また、同社の研究開発が加速している。その中でも11月に立て続けに発表となった深紫外LEDシステムと超親水性シリコーンゴムの今後の開発状況が注目される。深紫外LEDシステムは、ウイルス不活性化のための加工性に優れ、高透過率で安価な深紫外線LED用光学部材の開発に加え、高精度・低価格な深紫外線LEDシステムの製品化に期待が膨らむ。また、超親水性シリコーンゴムは、マイクロ流体デバイスの競争力向上に繋がる製品と期待される。これら新技術の今後の進展に期待を込めて注目したい。
<参考:コーポレートガバナンスについて>
◎組織形態、取締役、監査役の構成
組織形態 | 監査等委員会設置会社 |
取締役 | 7名、うち社外2名 |
◎コーポレートガバナンス報告書
最終更新日:2020年6月30日
「当社は、JASDAQ上場企業としてコーポレートガバナンス・コードの基本原則をすべて実施しております。」と記載している。
○ ○ ○ ○ ○
- 担当課題:
本文において、深紫外線LED用光学部材について挙げられている特性をすべて列挙せよ。 記録は本文とは別個の資料である。

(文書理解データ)
○ ○ ○ ○ ○
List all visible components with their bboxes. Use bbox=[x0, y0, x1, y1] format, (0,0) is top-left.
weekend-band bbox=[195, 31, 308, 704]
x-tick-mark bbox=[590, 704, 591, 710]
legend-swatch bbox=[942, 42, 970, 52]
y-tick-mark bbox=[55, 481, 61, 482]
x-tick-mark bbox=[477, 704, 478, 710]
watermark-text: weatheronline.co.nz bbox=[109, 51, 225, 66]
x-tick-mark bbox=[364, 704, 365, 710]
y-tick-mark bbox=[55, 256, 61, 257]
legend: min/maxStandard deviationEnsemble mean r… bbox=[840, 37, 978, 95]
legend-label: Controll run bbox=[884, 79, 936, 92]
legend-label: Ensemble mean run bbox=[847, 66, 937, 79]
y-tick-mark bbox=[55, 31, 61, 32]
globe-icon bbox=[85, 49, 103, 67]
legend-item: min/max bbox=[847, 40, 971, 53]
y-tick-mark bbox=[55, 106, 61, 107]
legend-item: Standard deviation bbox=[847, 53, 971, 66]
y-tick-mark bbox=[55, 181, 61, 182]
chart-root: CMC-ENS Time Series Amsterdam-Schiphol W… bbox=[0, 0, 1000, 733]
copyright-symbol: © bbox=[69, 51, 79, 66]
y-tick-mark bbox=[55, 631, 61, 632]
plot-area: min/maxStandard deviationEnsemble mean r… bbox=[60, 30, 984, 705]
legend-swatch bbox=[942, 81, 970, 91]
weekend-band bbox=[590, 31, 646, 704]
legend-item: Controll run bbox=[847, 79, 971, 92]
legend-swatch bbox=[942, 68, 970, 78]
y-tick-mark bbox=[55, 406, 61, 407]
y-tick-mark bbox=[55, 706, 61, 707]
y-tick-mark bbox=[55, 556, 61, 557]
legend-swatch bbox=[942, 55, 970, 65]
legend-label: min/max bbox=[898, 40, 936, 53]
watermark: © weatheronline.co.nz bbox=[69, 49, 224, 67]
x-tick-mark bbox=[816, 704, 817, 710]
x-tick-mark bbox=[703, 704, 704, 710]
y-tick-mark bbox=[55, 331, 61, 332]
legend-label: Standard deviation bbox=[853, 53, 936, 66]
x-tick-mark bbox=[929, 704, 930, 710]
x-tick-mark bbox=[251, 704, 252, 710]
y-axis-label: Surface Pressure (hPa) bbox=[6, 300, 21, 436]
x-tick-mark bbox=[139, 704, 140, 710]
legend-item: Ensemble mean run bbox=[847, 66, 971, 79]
○ ○ ○ ○ ○
- 解答例:
・ウイルス不活性化のための加工性に優れること
・高透過率であること
・安価であること